"""

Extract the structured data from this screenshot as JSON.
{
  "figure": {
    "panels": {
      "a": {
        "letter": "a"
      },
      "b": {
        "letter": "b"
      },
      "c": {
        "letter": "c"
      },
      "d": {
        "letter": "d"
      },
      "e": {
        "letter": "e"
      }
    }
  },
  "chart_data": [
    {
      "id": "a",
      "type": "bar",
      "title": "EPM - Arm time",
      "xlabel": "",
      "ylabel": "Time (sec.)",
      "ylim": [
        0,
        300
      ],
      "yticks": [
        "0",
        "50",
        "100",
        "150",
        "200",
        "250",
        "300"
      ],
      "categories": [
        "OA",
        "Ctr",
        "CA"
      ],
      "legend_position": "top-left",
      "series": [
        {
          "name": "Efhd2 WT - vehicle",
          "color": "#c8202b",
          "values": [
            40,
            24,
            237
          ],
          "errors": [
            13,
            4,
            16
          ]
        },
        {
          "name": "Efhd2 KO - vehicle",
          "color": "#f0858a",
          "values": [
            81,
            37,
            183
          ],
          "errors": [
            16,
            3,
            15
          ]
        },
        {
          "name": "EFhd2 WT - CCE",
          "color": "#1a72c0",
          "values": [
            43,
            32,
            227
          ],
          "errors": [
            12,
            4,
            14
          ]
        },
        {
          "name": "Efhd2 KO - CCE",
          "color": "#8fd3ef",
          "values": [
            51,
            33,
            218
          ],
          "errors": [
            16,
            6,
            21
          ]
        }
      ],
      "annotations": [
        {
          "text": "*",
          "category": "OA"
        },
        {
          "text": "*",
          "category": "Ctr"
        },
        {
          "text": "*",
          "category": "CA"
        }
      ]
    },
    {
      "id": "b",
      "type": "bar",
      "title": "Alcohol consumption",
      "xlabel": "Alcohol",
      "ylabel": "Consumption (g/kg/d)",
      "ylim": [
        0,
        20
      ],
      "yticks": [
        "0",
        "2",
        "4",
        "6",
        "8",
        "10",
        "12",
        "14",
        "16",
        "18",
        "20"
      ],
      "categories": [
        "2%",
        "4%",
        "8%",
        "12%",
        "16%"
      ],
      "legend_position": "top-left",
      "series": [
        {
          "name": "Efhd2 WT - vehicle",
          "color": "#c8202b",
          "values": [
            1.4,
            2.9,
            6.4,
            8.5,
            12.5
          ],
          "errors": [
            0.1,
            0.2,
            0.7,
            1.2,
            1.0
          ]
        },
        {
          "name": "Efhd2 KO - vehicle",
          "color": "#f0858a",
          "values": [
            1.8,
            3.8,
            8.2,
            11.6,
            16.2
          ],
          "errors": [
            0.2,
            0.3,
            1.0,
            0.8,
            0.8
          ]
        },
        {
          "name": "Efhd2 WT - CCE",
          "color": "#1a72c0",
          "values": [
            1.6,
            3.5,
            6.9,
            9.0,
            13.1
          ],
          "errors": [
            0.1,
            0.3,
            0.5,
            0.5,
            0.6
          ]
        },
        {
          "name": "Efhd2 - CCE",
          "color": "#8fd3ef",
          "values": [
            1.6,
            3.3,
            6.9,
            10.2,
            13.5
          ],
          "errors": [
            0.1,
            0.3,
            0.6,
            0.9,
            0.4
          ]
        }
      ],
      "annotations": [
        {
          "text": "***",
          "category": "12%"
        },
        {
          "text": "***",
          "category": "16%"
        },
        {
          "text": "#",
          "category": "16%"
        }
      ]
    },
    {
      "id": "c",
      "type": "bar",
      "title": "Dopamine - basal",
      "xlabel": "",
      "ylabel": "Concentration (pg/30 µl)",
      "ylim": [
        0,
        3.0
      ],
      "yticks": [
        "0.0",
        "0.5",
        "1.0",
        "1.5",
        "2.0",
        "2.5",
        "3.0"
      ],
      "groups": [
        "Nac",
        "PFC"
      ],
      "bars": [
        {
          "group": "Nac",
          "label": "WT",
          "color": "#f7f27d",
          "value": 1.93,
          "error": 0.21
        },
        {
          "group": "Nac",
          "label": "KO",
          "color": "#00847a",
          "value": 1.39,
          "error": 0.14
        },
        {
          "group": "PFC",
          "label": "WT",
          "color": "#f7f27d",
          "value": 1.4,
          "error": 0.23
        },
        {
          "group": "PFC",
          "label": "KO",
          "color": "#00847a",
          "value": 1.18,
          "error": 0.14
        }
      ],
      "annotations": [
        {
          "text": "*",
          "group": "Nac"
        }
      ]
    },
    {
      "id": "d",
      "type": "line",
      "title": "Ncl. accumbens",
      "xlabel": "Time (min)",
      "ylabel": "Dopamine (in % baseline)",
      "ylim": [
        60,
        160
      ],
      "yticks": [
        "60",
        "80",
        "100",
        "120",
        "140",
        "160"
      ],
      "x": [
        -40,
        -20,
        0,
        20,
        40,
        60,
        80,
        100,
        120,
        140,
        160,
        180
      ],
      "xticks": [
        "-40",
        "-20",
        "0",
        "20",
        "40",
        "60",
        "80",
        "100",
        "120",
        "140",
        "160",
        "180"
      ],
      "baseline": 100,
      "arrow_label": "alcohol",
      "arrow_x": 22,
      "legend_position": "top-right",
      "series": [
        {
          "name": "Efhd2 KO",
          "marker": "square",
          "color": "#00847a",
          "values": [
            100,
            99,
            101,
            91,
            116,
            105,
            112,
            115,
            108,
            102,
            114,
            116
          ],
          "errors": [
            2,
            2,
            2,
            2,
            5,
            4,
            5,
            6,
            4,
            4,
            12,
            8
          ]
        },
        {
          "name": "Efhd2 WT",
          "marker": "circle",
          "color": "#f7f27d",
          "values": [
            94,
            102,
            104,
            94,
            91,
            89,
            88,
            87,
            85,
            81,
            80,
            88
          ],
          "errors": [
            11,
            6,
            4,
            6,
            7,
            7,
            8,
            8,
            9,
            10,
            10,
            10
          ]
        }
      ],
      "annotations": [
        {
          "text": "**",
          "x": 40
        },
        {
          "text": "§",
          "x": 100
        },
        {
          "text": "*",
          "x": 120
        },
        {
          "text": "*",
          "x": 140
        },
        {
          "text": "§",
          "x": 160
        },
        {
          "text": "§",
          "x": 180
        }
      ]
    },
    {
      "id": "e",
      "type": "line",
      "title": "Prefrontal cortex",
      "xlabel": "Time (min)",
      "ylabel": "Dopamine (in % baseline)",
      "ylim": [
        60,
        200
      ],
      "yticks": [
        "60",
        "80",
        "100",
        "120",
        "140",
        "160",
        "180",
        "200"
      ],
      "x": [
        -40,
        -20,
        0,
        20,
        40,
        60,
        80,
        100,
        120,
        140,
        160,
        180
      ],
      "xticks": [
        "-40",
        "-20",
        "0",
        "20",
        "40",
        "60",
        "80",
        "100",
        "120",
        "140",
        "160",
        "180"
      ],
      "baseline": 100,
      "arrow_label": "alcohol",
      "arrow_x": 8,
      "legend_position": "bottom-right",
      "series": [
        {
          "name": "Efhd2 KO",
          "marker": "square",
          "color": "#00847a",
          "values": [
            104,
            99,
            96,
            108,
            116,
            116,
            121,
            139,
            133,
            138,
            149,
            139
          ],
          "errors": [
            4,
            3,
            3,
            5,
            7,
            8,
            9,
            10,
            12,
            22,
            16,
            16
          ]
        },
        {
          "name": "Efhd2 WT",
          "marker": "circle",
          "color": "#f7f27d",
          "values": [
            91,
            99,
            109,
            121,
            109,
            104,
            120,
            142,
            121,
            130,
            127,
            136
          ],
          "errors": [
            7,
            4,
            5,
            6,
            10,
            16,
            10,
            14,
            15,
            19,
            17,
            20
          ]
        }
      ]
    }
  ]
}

"""

STATED PROBLEM: Every record should be given again exactly.

WRITTEN SOLUTION:
Extract the structured data from this screenshot as JSON.
{
  "figure": {
    "panels": {
      "a": {
        "letter": "a"
      },
      "b": {
        "letter": "b"
      },
      "c": {
        "letter": "c"
      },
      "d": {
        "letter": "d"
      },
      "e": {
        "letter": "e"
      }
    }
  },
  "chart_data": [
    {
      "id": "a",
      "type": "bar",
      "title": "EPM - Arm time",
      "xlabel": "",
      "ylabel": "Time (sec.)",
      "ylim": [
        0,
        300
      ],
      "yticks": [
        "0",
        "50",
        "100",
        "150",
        "200",
        "250",
        "300"
      ],
      "categories": [
        "OA",
        "Ctr",
        "CA"
      ],
      "legend_position": "top-left",
      "series": [
        {
          "name": "Efhd2 WT - vehicle",
          "color": "#c8202b",
          "values": [
            40,
            24,
            237
          ],
          "errors": [
            13,
            4,
            16
          ]
        },
        {
          "name": "Efhd2 KO - vehicle",
          "color": "#f0858a",
          "values": [
            81,
            37,
            183
          ],
          "errors": [
            16,
            3,
            15
          ]
        },
        {
          "name": "EFhd2 WT - CCE",
          "color": "#1a72c0",
          "values": [
            43,
            32,
            227
          ],
          "errors": [
            12,
            4,
            14
          ]
        },
        {
          "name": "Efhd2 KO - CCE",
          "color": "#8fd3ef",
          "values": [
            51,
            33,
            218
          ],
          "errors": [
            16,
            6,
            21
          ]
        }
      ],
      "annotations": [
        {
          "text": "*",
          "category": "OA"
        },
        {
          "text": "*",
          "category": "Ctr"
        },
        {
          "text": "*",
          "category": "CA"
        }
      ]
    },
    {
      "id": "b",
      "type": "bar",
      "title": "Alcohol consumption",
      "xlabel": "Alcohol",
      "ylabel": "Consumption (g/kg/d)",
      "ylim": [
        0,
        20
      ],
      "yticks": [
        "0",
        "2",
        "4",
        "6",
        "8",
        "10",
        "12",
        "14",
        "16",
        "18",
        "20"
      ],
      "categories": [
        "2%",
        "4%",
        "8%",
        "12%",
        "16%"
      ],
      "legend_position": "top-left",
      "series": [
        {
          "name": "Efhd2 WT - vehicle",
          "color": "#c8202b",
          "values": [
            1.4,
            2.9,
            6.4,
            8.5,
            12.5
          ],
          "errors": [
            0.1,
            0.2,
            0.7,
            1.2,
            1.0
          ]
        },
        {
          "name": "Efhd2 KO - vehicle",
          "color": "#f0858a",
          "values": [
            1.8,
            3.8,
            8.2,
            11.6,
            16.2
          ],
          "errors": [
            0.2,
            0.3,
            1.0,
            0.8,
            0.8
          ]
        },
        {
          "name": "Efhd2 WT - CCE",
          "color": "#1a72c0",
          "values": [
            1.6,
            3.5,
            6.9,
            9.0,
            13.1
          ],
          "errors": [
            0.1,
            0.3,
            0.5,
            0.5,
            0.6
          ]
        },
        {
          "name": "Efhd2 - CCE",
          "color": "#8fd3ef",
          "values": [
            1.6,
            3.3,
            6.9,
            10.2,
            13.5
          ],
          "errors": [
            0.1,
            0.3,
            0.6,
            0.9,
            0.4
          ]
        }
      ],
      "annotations": [
        {
          "text": "***",
          "category": "12%"
        },
        {
          "text": "***",
          "category": "16%"
        },
        {
          "text": "#",
          "category": "16%"
        }
      ]
    },
    {
      "id": "c",
      "type": "bar",
      "title": "Dopamine - basal",
      "xlabel": "",
      "ylabel": "Concentration (pg/30 µl)",
      "ylim": [
        0,
        3.0
      ],
      "yticks": [
        "0.0",
        "0.5",
        "1.0",
        "1.5",
        "2.0",
        "2.5",
        "3.0"
      ],
      "groups": [
        "Nac",
        "PFC"
      ],
      "bars": [
        {
          "group": "Nac",
          "label": "WT",
          "color": "#f7f27d",
          "value": 1.93,
          "error": 0.21
        },
        {
          "group": "Nac",
          "label": "KO",
          "color": "#00847a",
          "value": 1.39,
          "error": 0.14
        },
        {
          "group": "PFC",
          "label": "WT",
          "color": "#f7f27d",
          "value": 1.4,
          "error": 0.23
        },
        {
          "group": "PFC",
          "label": "KO",
          "color": "#00847a",
          "value": 1.18,
          "error": 0.14
        }
      ],
      "annotations": [
        {
          "text": "*",
          "group": "Nac"
        }
      ]
    },
    {
      "id": "d",
      "type": "line",
      "title": "Ncl. accumbens",
      "xlabel": "Time (min)",
      "ylabel": "Dopamine (in % baseline)",
      "ylim": [
        60,
        160
      ],
      "yticks": [
        "60",
        "80",
        "100",
        "120",
        "140",
        "160"
      ],
      "x": [
        -40,
        -20,
        0,
        20,
        40,
        60,
        80,
        100,
        120,
        140,
        160,
        180
      ],
      "xticks": [
        "-40",
        "-20",
        "0",
        "20",
        "40",
        "60",
        "80",
        "100",
        "120",
        "140",
        "160",
        "180"
      ],
      "baseline": 100,
      "arrow_label": "alcohol",
      "arrow_x": 22,
      "legend_position": "top-right",
      "series": [
        {
          "name": "Efhd2 KO",
          "marker": "square",
          "color": "#00847a",
          "values": [
            100,
            99,
            101,
            91,
            116,
            105,
            112,
            115,
            108,
            102,
            114,
            116
          ],
          "errors": [
            2,
            2,
            2,
            2,
            5,
            4,
            5,
            6,
            4,
            4,
            12,
            8
          ]
        },
        {
          "name": "Efhd2 WT",
          "marker": "circle",
          "color": "#f7f27d",
          "values": [
            94,
            102,
            104,
            94,
            91,
            89,
            88,
            87,
            85,
            81,
            80,
            88
          ],
          "errors": [
            11,
            6,
            4,
            6,
            7,
            7,
            8,
            8,
            9,
            10,
            10,
            10
          ]
        }
      ],
      "annotations": [
        {
          "text": "**",
          "x": 40
        },
        {
          "text": "§",
          "x": 100
        },
        {
          "text": "*",
          "x": 120
        },
        {
          "text": "*",
          "x": 140
        },
        {
          "text": "§",
          "x": 160
        },
        {
          "text": "§",
          "x": 180
        }
      ]
    },
    {
      "id": "e",
      "type": "line",
      "title": "Prefrontal cortex",
      "xlabel": "Time (min)",
      "ylabel": "Dopamine (in % baseline)",
      "ylim": [
        60,
        200
      ],
      "yticks": [
        "60",
        "80",
        "100",
        "120",
        "140",
        "160",
        "180",
        "200"
      ],
      "x": [
        -40,
        -20,
        0,
        20,
        40,
        60,
        80,
        100,
        120,
        140,
        160,
        180
      ],
      "xticks": [
        "-40",
        "-20",
        "0",
        "20",
        "40",
        "60",
        "80",
        "100",
        "120",
        "140",
        "160",
        "180"
      ],
      "baseline": 100,
      "arrow_label": "alcohol",
      "arrow_x": 8,
      "legend_position": "bottom-right",
      "series": [
        {
          "name": "Efhd2 KO",
          "marker": "square",
          "color": "#00847a",
          "values": [
            104,
            99,
            96,
            108,
            116,
            116,
            121,
            139,
            133,
            138,
            149,
            139
          ],
          "errors": [
            4,
            3,
            3,
            5,
            7,
            8,
            9,
            10,
            12,
            22,
            16,
            16
          ]
        },
        {
          "name": "Efhd2 WT",
          "marker": "circle",
          "color": "#f7f27d",
          "values": [
            91,
            99,
            109,
            121,
            109,
            104,
            120,
            142,
            121,
            130,
            127,
            136
          ],
          "errors": [
            7,
            4,
            5,
            6,
            10,
            16,
            10,
            14,
            15,
            19,
            17,
            20
          ]
        }
      ]
    }
  ]
}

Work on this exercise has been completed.